What you should do: Quote each record exactly, please, leaving none out.

Records:
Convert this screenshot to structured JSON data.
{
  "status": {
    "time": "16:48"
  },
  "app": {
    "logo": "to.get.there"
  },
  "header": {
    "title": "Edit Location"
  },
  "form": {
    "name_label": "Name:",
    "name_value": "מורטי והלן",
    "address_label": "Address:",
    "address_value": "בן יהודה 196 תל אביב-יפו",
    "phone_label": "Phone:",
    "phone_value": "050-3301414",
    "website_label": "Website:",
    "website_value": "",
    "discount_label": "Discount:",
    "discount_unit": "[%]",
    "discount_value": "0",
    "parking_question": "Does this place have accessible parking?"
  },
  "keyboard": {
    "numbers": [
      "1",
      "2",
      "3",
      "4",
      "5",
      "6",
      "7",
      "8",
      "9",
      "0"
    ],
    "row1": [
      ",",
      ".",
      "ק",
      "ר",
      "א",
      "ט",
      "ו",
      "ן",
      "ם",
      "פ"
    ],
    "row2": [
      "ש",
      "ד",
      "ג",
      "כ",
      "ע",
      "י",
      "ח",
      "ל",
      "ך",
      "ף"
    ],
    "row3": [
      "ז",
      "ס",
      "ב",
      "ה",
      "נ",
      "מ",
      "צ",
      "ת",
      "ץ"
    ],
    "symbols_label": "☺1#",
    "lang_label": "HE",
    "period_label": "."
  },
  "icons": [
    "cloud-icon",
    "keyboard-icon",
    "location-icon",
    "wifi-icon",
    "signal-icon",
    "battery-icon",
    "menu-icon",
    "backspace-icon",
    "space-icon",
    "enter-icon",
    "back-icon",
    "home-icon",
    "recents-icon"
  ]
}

Task output:
Convert this screenshot to structured JSON data.
{
  "status": {
    "time": "16:48"
  },
  "app": {
    "logo": "to.get.there"
  },
  "header": {
    "title": "Edit Location"
  },
  "form": {
    "name_label": "Name:",
    "name_value": "מורטי והלן",
    "address_label": "Address:",
    "address_value": "בן יהודה 196 תל אביב-יפו",
    "phone_label": "Phone:",
    "phone_value": "050-3301414",
    "website_label": "Website:",
    "website_value": "",
    "discount_label": "Discount:",
    "discount_unit": "[%]",
    "discount_value": "0",
    "parking_question": "Does this place have accessible parking?"
  },
  "keyboard": {
    "numbers": [
      "1",
      "2",
      "3",
      "4",
      "5",
      "6",
      "7",
      "8",
      "9",
      "0"
    ],
    "row1": [
      ",",
      ".",
      "ק",
      "ר",
      "א",
      "ט",
      "ו",
      "ן",
      "ם",
      "פ"
    ],
    "row2": [
      "ש",
      "ד",
      "ג",
      "כ",
      "ע",
      "י",
      "ח",
      "ל",
      "ך",
      "ף"
    ],
    "row3": [
      "ז",
      "ס",
      "ב",
      "ה",
      "נ",
      "מ",
      "צ",
      "ת",
      "ץ"
    ],
    "symbols_label": "☺1#",
    "lang_label": "HE",
    "period_label": "."
  },
  "icons": [
    "cloud-icon",
    "keyboard-icon",
    "location-icon",
    "wifi-icon",
    "signal-icon",
    "battery-icon",
    "menu-icon",
    "backspace-icon",
    "space-icon",
    "enter-icon",
    "back-icon",
    "home-icon",
    "recents-icon"
  ]
}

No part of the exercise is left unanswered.